No images are to be carried over; print all other material exactly as it stands.

** start SOURCE RECORDS **

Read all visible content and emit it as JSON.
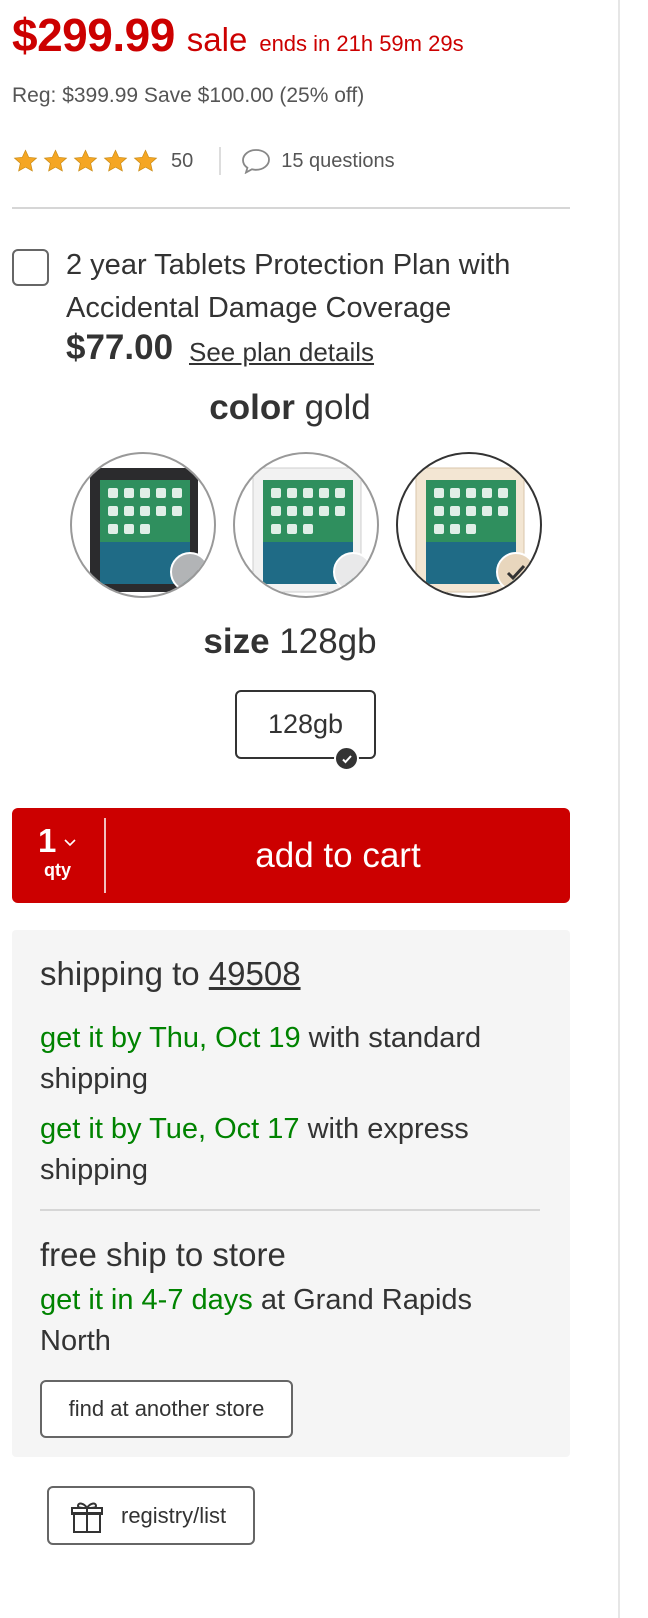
{
  "price": {
    "current": "$299.99",
    "sale_label": "sale",
    "countdown": "ends in 21h 59m 29s",
    "regular_line": "Reg: $399.99 Save $100.00 (25% off)"
  },
  "rating": {
    "stars": 5,
    "count": "50",
    "questions": "15 questions",
    "star_color": "#f5a623"
  },
  "protection_plan": {
    "label": "2 year Tablets Protection Plan with Accidental Damage Coverage",
    "price": "$77.00",
    "details_link": "See plan details",
    "checked": false
  },
  "color_picker": {
    "title": "color",
    "selected": "gold",
    "options": [
      {
        "name": "space gray",
        "swatch": "#b2b4b6",
        "selected": false
      },
      {
        "name": "silver",
        "swatch": "#e9e9ea",
        "selected": false
      },
      {
        "name": "gold",
        "swatch": "#e8d6bd",
        "selected": true
      }
    ]
  },
  "size_picker": {
    "title": "size",
    "selected": "128gb",
    "options": [
      "128gb"
    ]
  },
  "cart": {
    "qty_value": "1",
    "qty_label": "qty",
    "add_label": "add to cart",
    "color": "#cc0000"
  },
  "shipping": {
    "title_prefix": "shipping to",
    "zip": "49508",
    "standard_date": "get it by Thu, Oct 19",
    "standard_suffix": "with standard shipping",
    "express_date": "get it by Tue, Oct 17",
    "express_suffix": "with express shipping",
    "store_title": "free ship to store",
    "store_eta": "get it in 4-7 days",
    "store_suffix": "at Grand Rapids North",
    "find_store_label": "find at another store",
    "highlight_color": "#008300"
  },
  "registry": {
    "label": "registry/list",
    "icon": "gift-icon"
  }
}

** end SOURCE RECORDS **

■ ANSWER TO THIS TASK
Read all visible content and emit it as JSON.
{
  "price": {
    "current": "$299.99",
    "sale_label": "sale",
    "countdown": "ends in 21h 59m 29s",
    "regular_line": "Reg: $399.99 Save $100.00 (25% off)"
  },
  "rating": {
    "stars": 5,
    "count": "50",
    "questions": "15 questions",
    "star_color": "#f5a623"
  },
  "protection_plan": {
    "label": "2 year Tablets Protection Plan with Accidental Damage Coverage",
    "price": "$77.00",
    "details_link": "See plan details",
    "checked": false
  },
  "color_picker": {
    "title": "color",
    "selected": "gold",
    "options": [
      {
        "name": "space gray",
        "swatch": "#b2b4b6",
        "selected": false
      },
      {
        "name": "silver",
        "swatch": "#e9e9ea",
        "selected": false
      },
      {
        "name": "gold",
        "swatch": "#e8d6bd",
        "selected": true
      }
    ]
  },
  "size_picker": {
    "title": "size",
    "selected": "128gb",
    "options": [
      "128gb"
    ]
  },
  "cart": {
    "qty_value": "1",
    "qty_label": "qty",
    "add_label": "add to cart",
    "color": "#cc0000"
  },
  "shipping": {
    "title_prefix": "shipping to",
    "zip": "49508",
    "standard_date": "get it by Thu, Oct 19",
    "standard_suffix": "with standard shipping",
    "express_date": "get it by Tue, Oct 17",
    "express_suffix": "with express shipping",
    "store_title": "free ship to store",
    "store_eta": "get it in 4-7 days",
    "store_suffix": "at Grand Rapids North",
    "find_store_label": "find at another store",
    "highlight_color": "#008300"
  },
  "registry": {
    "label": "registry/list",
    "icon": "gift-icon"
  }
}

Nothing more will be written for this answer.